● **GIVEN PROBLEM**: Omit any picture, and return the remaining data exactly as written.

● **GIVEN DATA**:

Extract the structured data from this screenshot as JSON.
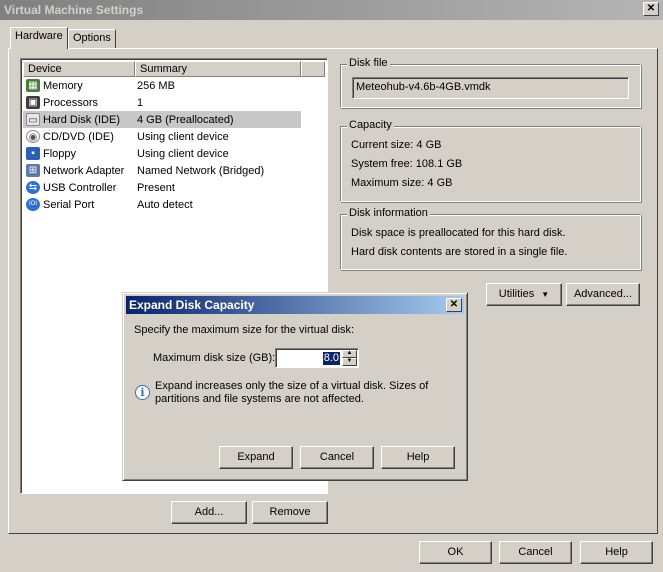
{
  "window": {
    "title": "Virtual Machine Settings",
    "close_glyph": "✕"
  },
  "tabs": [
    {
      "label": "Hardware"
    },
    {
      "label": "Options"
    }
  ],
  "device_list": {
    "columns": [
      "Device",
      "Summary"
    ],
    "rows": [
      {
        "device": "Memory",
        "summary": "256 MB",
        "icon": "memory-icon"
      },
      {
        "device": "Processors",
        "summary": "1",
        "icon": "processor-icon"
      },
      {
        "device": "Hard Disk (IDE)",
        "summary": "4 GB (Preallocated)",
        "icon": "hard-disk-icon"
      },
      {
        "device": "CD/DVD (IDE)",
        "summary": "Using client device",
        "icon": "cd-dvd-icon"
      },
      {
        "device": "Floppy",
        "summary": "Using client device",
        "icon": "floppy-icon"
      },
      {
        "device": "Network Adapter",
        "summary": "Named Network (Bridged)",
        "icon": "network-adapter-icon"
      },
      {
        "device": "USB Controller",
        "summary": "Present",
        "icon": "usb-icon"
      },
      {
        "device": "Serial Port",
        "summary": "Auto detect",
        "icon": "serial-port-icon"
      }
    ]
  },
  "disk_file": {
    "legend": "Disk file",
    "value": "Meteohub-v4.6b-4GB.vmdk"
  },
  "capacity": {
    "legend": "Capacity",
    "current": "Current size:  4 GB",
    "free": "System free:  108.1 GB",
    "maximum": "Maximum size:  4 GB"
  },
  "disk_info": {
    "legend": "Disk information",
    "line1": "Disk space is preallocated for this hard disk.",
    "line2": "Hard disk contents are stored in a single file."
  },
  "buttons": {
    "utilities": "Utilities",
    "advanced": "Advanced...",
    "add": "Add...",
    "remove": "Remove",
    "ok": "OK",
    "cancel": "Cancel",
    "help": "Help"
  },
  "dialog": {
    "title": "Expand Disk Capacity",
    "prompt": "Specify the maximum size for the virtual disk:",
    "field_label": "Maximum disk size (GB):",
    "field_value": "8.0",
    "info": "Expand increases only the size of a virtual disk. Sizes of partitions and file systems are not affected.",
    "expand": "Expand",
    "cancel": "Cancel",
    "help": "Help"
  },
  "colors": {
    "title_active": "#0a246a",
    "title_inactive": "#808080",
    "face": "#d4d0c8"
  }
}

● **EXPECTED ANSWER**:
Extract the structured data from this screenshot as JSON.
{
  "window": {
    "title": "Virtual Machine Settings",
    "close_glyph": "✕"
  },
  "tabs": [
    {
      "label": "Hardware"
    },
    {
      "label": "Options"
    }
  ],
  "device_list": {
    "columns": [
      "Device",
      "Summary"
    ],
    "rows": [
      {
        "device": "Memory",
        "summary": "256 MB",
        "icon": "memory-icon"
      },
      {
        "device": "Processors",
        "summary": "1",
        "icon": "processor-icon"
      },
      {
        "device": "Hard Disk (IDE)",
        "summary": "4 GB (Preallocated)",
        "icon": "hard-disk-icon"
      },
      {
        "device": "CD/DVD (IDE)",
        "summary": "Using client device",
        "icon": "cd-dvd-icon"
      },
      {
        "device": "Floppy",
        "summary": "Using client device",
        "icon": "floppy-icon"
      },
      {
        "device": "Network Adapter",
        "summary": "Named Network (Bridged)",
        "icon": "network-adapter-icon"
      },
      {
        "device": "USB Controller",
        "summary": "Present",
        "icon": "usb-icon"
      },
      {
        "device": "Serial Port",
        "summary": "Auto detect",
        "icon": "serial-port-icon"
      }
    ]
  },
  "disk_file": {
    "legend": "Disk file",
    "value": "Meteohub-v4.6b-4GB.vmdk"
  },
  "capacity": {
    "legend": "Capacity",
    "current": "Current size:  4 GB",
    "free": "System free:  108.1 GB",
    "maximum": "Maximum size:  4 GB"
  },
  "disk_info": {
    "legend": "Disk information",
    "line1": "Disk space is preallocated for this hard disk.",
    "line2": "Hard disk contents are stored in a single file."
  },
  "buttons": {
    "utilities": "Utilities",
    "advanced": "Advanced...",
    "add": "Add...",
    "remove": "Remove",
    "ok": "OK",
    "cancel": "Cancel",
    "help": "Help"
  },
  "dialog": {
    "title": "Expand Disk Capacity",
    "prompt": "Specify the maximum size for the virtual disk:",
    "field_label": "Maximum disk size (GB):",
    "field_value": "8.0",
    "info": "Expand increases only the size of a virtual disk. Sizes of partitions and file systems are not affected.",
    "expand": "Expand",
    "cancel": "Cancel",
    "help": "Help"
  },
  "colors": {
    "title_active": "#0a246a",
    "title_inactive": "#808080",
    "face": "#d4d0c8"
  }
}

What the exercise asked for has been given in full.